— start of Text block —
# South Bend 16 Went Further Than I Meant To!



## Randy803 (Feb 21, 2015)

Well I decided today was the day to replace the cross slide acme screw and nut. A lot of work to get that thing out. After I removed the taper attachment I said well I am going to remove everything else and take a look. The carriage is all that is still attached now only because I need to read about how to get it off.


----------



## Randy803 (Feb 21, 2015)

I also got the drum cleaned up..


----------



## Ulma Doctor (Feb 21, 2015)

you may need a second set of hands for this...
have someone hold the apron(carriage part left on lathe)
flip the lever on the right side of the apron up- the apron will now move freely because the half nuts will be disengaged.
be careful the apron may want to flip over- you don't want that.....
you'll need to remove the leadscrew support on the tailstock end of the leadscrew, then you'll slide the apron towards the tailstock and out of the lathe.
i hope the info helps out.


----------



## atwatterkent (Feb 22, 2015)
— end of Text block —
— start of Data entries —
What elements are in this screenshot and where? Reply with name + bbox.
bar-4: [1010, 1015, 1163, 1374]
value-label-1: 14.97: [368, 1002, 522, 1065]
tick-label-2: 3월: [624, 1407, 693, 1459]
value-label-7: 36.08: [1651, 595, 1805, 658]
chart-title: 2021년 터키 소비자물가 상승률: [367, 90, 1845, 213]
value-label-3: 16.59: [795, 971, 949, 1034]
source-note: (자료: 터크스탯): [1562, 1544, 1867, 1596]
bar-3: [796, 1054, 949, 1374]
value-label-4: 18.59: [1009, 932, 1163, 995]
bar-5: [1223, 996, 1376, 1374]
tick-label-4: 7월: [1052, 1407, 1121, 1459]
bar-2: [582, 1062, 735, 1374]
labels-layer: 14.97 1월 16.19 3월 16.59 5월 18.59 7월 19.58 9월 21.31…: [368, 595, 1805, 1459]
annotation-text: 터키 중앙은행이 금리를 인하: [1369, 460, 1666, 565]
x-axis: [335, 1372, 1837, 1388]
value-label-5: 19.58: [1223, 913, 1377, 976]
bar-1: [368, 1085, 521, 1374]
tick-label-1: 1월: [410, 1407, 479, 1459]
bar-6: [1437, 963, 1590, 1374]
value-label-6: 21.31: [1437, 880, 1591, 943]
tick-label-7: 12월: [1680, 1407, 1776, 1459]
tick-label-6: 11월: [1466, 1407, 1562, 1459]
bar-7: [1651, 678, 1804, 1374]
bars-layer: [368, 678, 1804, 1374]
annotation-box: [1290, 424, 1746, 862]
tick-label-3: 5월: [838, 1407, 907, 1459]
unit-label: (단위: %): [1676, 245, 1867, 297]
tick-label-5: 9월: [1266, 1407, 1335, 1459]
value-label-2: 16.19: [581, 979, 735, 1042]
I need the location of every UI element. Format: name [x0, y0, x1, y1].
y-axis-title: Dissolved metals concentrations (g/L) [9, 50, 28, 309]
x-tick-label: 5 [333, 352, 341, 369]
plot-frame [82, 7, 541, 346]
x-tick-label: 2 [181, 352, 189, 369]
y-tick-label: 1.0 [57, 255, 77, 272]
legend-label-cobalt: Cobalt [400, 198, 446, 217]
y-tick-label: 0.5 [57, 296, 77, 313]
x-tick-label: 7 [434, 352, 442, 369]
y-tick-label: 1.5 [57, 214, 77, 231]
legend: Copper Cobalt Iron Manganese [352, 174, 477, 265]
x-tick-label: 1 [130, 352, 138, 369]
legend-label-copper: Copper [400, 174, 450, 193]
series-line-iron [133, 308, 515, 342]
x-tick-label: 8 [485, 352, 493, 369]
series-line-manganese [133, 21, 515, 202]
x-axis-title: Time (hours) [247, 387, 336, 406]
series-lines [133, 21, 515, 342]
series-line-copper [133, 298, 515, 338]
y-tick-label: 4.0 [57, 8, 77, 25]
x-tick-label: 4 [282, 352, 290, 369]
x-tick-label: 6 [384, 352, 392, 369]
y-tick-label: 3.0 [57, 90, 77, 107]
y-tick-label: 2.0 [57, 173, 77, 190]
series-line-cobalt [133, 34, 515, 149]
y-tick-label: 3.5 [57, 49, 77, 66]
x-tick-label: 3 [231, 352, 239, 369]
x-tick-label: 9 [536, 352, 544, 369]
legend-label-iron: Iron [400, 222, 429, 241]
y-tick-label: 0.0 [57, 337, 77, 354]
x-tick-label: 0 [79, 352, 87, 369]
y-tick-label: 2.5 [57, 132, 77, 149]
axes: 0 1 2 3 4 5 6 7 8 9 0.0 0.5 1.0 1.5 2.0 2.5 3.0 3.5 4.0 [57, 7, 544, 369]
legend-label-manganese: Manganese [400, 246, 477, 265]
— end of Data entries —
→ Tasks and exercises:
A. Translate this sentence from the South Bend lathe thread into Spanish: "After I removed the taper attachment I said well I am going to remove everything else and take a look."
B. Please carry on the South Bend lathe thread from the point where it stops.

→ Results by task:
A. Después de quitar el aditamento para torneado cónico, dije: bueno, voy a desmontar todo lo demás y echar un vistazo.

B.
Be sure to clean the keyway before sliding the apron off so the key in the apron won't get gummed up and sliding will be very difficult. Lesson learned. I didn't pay attention when taking mine off and, after the first 72 " had to beat it off with a dead blow hammer. And, it's very heavy. I had to support the center of the lead screw with a 2 x 4 too so it wouldn't sag. Big lathe, big job.    Good luck.


----------



## OldMachinist (Feb 23, 2015)

Also have the keyway facing down on the lead screw so the key in the worm doesn't fall out and go bouncing to that place where all things dropped go, never to be seen again. Keyway also needs to be down when you re-install.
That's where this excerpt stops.